**WRITTEN PROBLEM:**
Repeat each entry exactly and drop the pictures.
═════ SUPPLIED DATA ═════
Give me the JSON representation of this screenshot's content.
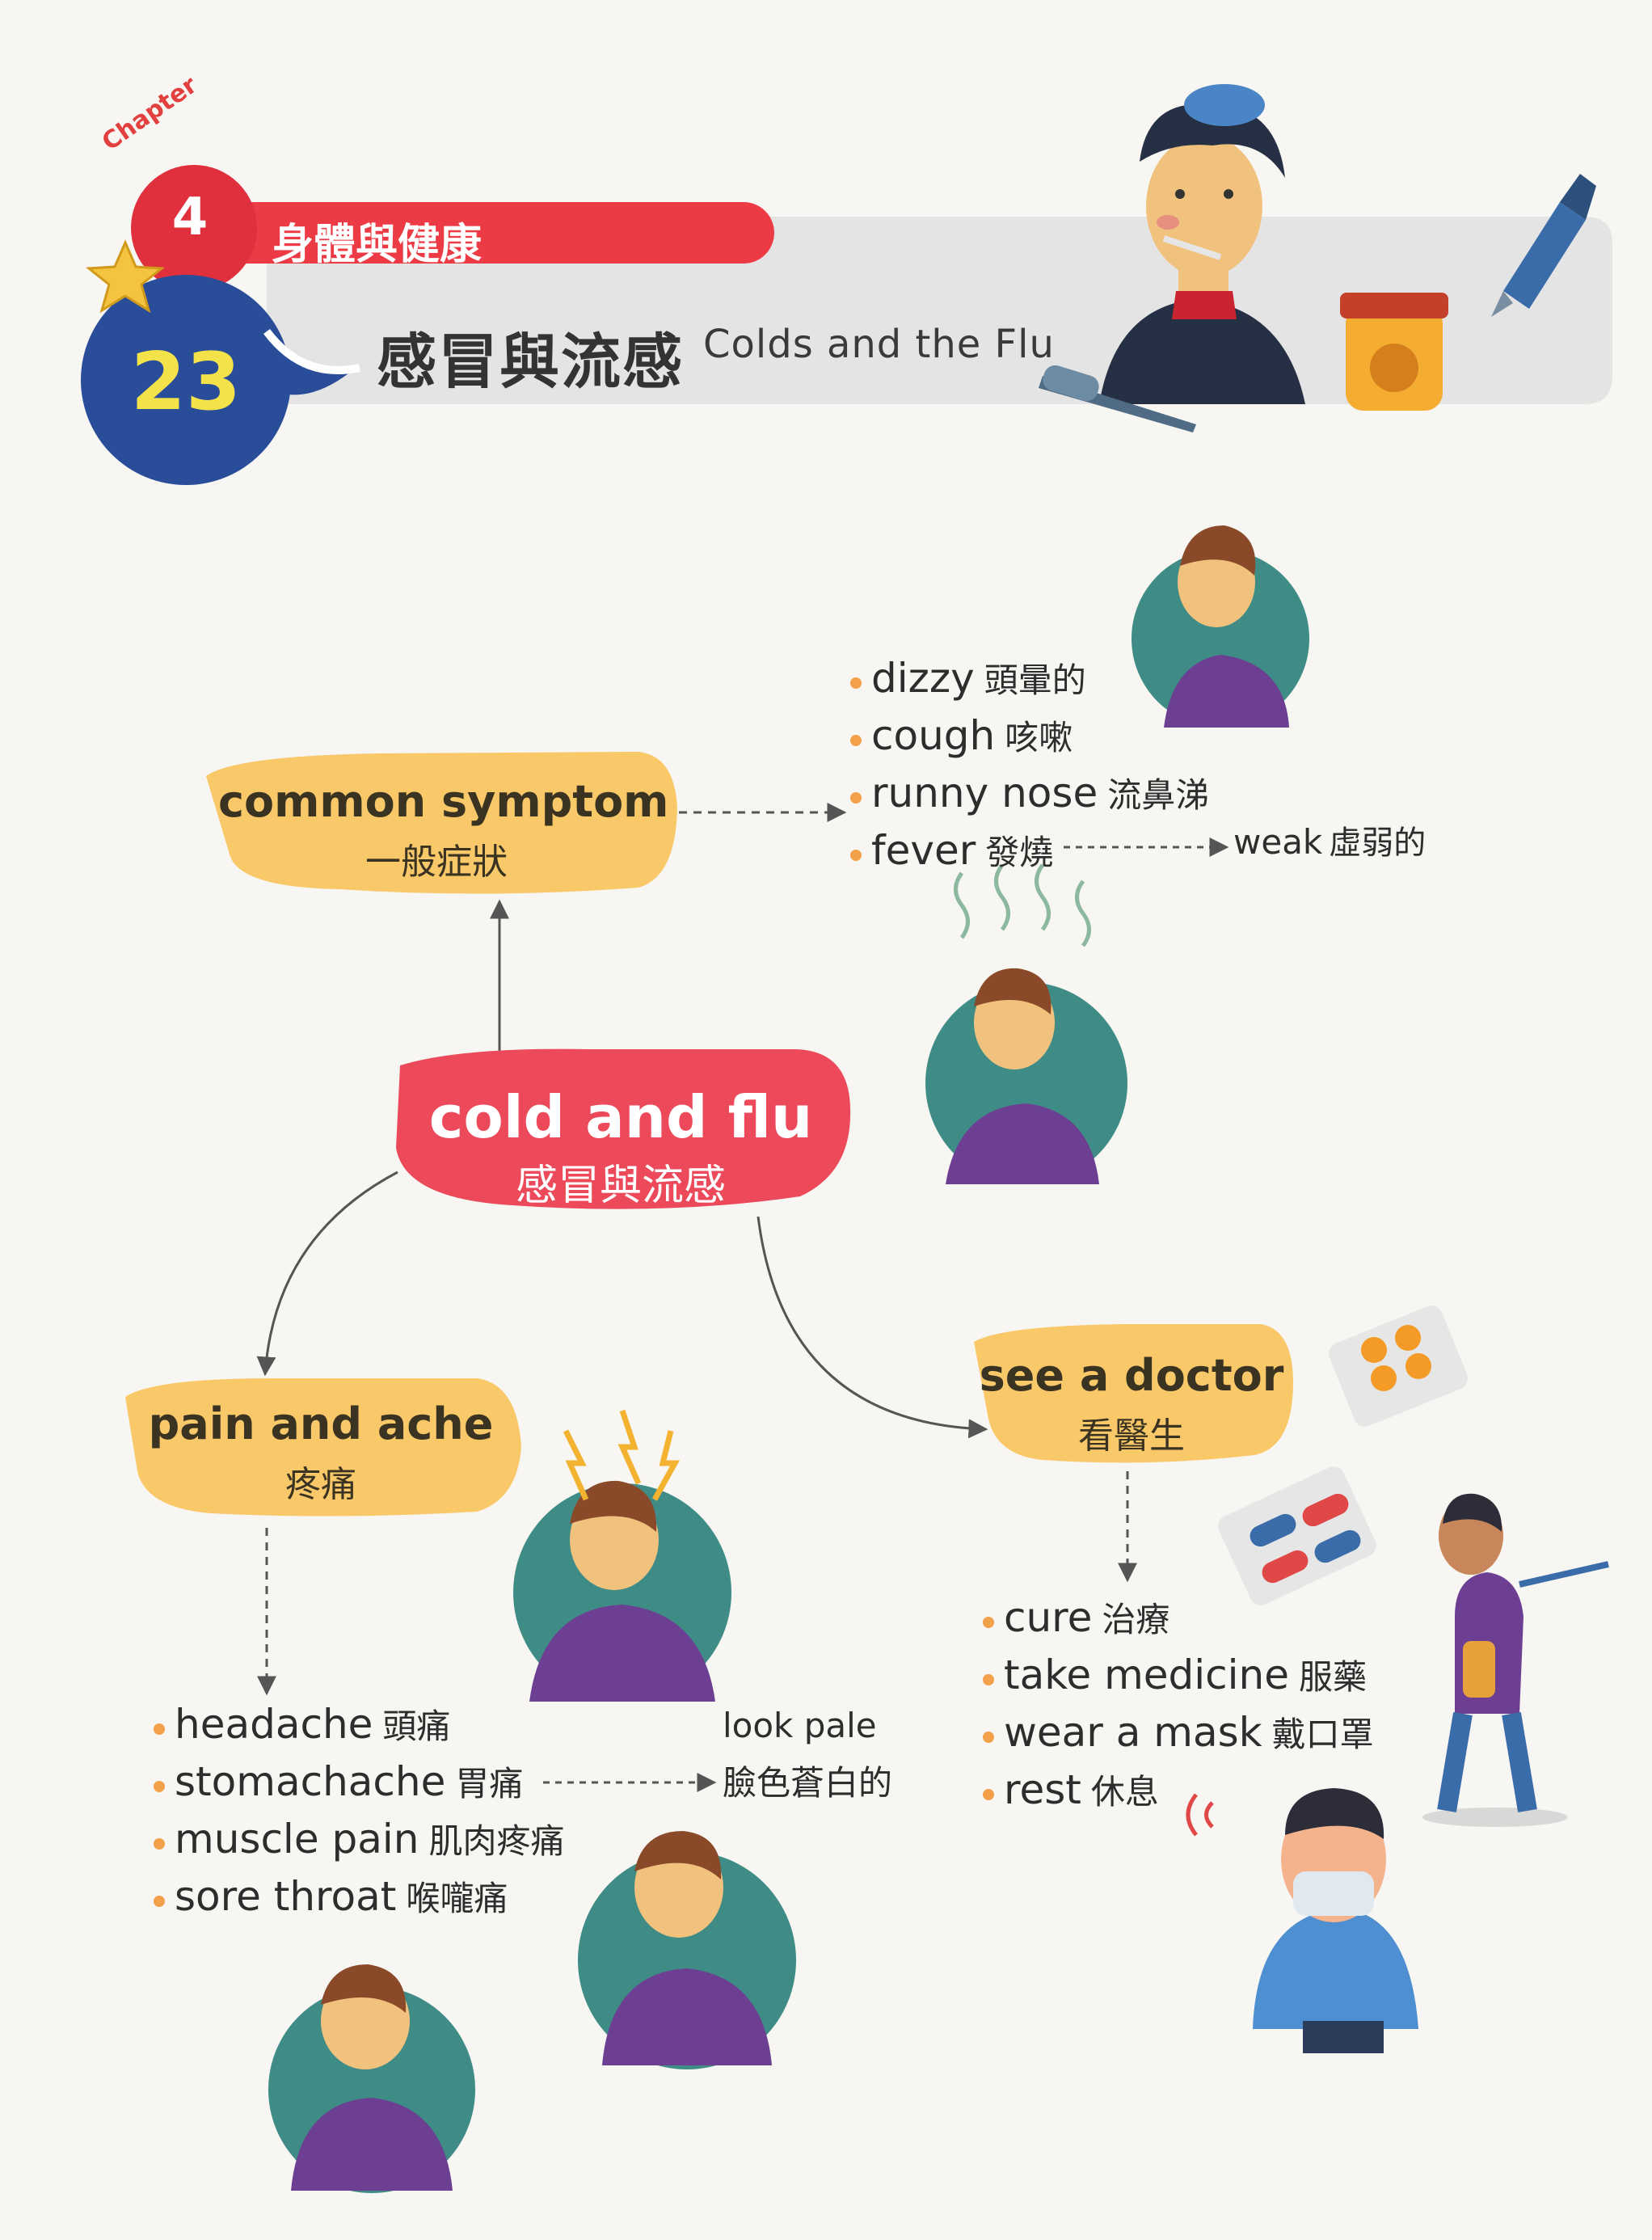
{
  "header": {
    "chapter_word": "Chapter",
    "chapter_number": "4",
    "chapter_title": "身體與健康",
    "lesson_number": "23",
    "lesson_title_zh": "感冒與流感",
    "lesson_title_en": "Colds and the Flu"
  },
  "center": {
    "en": "cold and flu",
    "zh": "感冒與流感"
  },
  "common_symptom": {
    "en": "common symptom",
    "zh": "一般症狀",
    "items": [
      {
        "en": "dizzy",
        "zh": "頭暈的"
      },
      {
        "en": "cough",
        "zh": "咳嗽"
      },
      {
        "en": "runny nose",
        "zh": "流鼻涕"
      },
      {
        "en": "fever",
        "zh": "發燒"
      }
    ],
    "fever_result": {
      "en": "weak",
      "zh": "虛弱的"
    }
  },
  "pain_and_ache": {
    "en": "pain and ache",
    "zh": "疼痛",
    "items": [
      {
        "en": "headache",
        "zh": "頭痛"
      },
      {
        "en": "stomachache",
        "zh": "胃痛"
      },
      {
        "en": "muscle pain",
        "zh": "肌肉疼痛"
      },
      {
        "en": "sore throat",
        "zh": "喉嚨痛"
      }
    ],
    "stomachache_result": {
      "en": "look pale",
      "zh": "臉色蒼白的"
    }
  },
  "see_a_doctor": {
    "en": "see a doctor",
    "zh": "看醫生",
    "items": [
      {
        "en": "cure",
        "zh": "治療"
      },
      {
        "en": "take medicine",
        "zh": "服藥"
      },
      {
        "en": "wear a mask",
        "zh": "戴口罩"
      },
      {
        "en": "rest",
        "zh": "休息"
      }
    ]
  },
  "colors": {
    "red": "#ec4a5b",
    "yellow_bubble": "#f9c869",
    "blue": "#2a4d9a",
    "teal": "#3f8c86",
    "purple": "#6c3f93",
    "bullet": "#f3a04a"
  }
}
═════
**SOLUTION BELOW:**
Give me the JSON representation of this screenshot's content.
{
  "header": {
    "chapter_word": "Chapter",
    "chapter_number": "4",
    "chapter_title": "身體與健康",
    "lesson_number": "23",
    "lesson_title_zh": "感冒與流感",
    "lesson_title_en": "Colds and the Flu"
  },
  "center": {
    "en": "cold and flu",
    "zh": "感冒與流感"
  },
  "common_symptom": {
    "en": "common symptom",
    "zh": "一般症狀",
    "items": [
      {
        "en": "dizzy",
        "zh": "頭暈的"
      },
      {
        "en": "cough",
        "zh": "咳嗽"
      },
      {
        "en": "runny nose",
        "zh": "流鼻涕"
      },
      {
        "en": "fever",
        "zh": "發燒"
      }
    ],
    "fever_result": {
      "en": "weak",
      "zh": "虛弱的"
    }
  },
  "pain_and_ache": {
    "en": "pain and ache",
    "zh": "疼痛",
    "items": [
      {
        "en": "headache",
        "zh": "頭痛"
      },
      {
        "en": "stomachache",
        "zh": "胃痛"
      },
      {
        "en": "muscle pain",
        "zh": "肌肉疼痛"
      },
      {
        "en": "sore throat",
        "zh": "喉嚨痛"
      }
    ],
    "stomachache_result": {
      "en": "look pale",
      "zh": "臉色蒼白的"
    }
  },
  "see_a_doctor": {
    "en": "see a doctor",
    "zh": "看醫生",
    "items": [
      {
        "en": "cure",
        "zh": "治療"
      },
      {
        "en": "take medicine",
        "zh": "服藥"
      },
      {
        "en": "wear a mask",
        "zh": "戴口罩"
      },
      {
        "en": "rest",
        "zh": "休息"
      }
    ]
  },
  "colors": {
    "red": "#ec4a5b",
    "yellow_bubble": "#f9c869",
    "blue": "#2a4d9a",
    "teal": "#3f8c86",
    "purple": "#6c3f93",
    "bullet": "#f3a04a"
  }
}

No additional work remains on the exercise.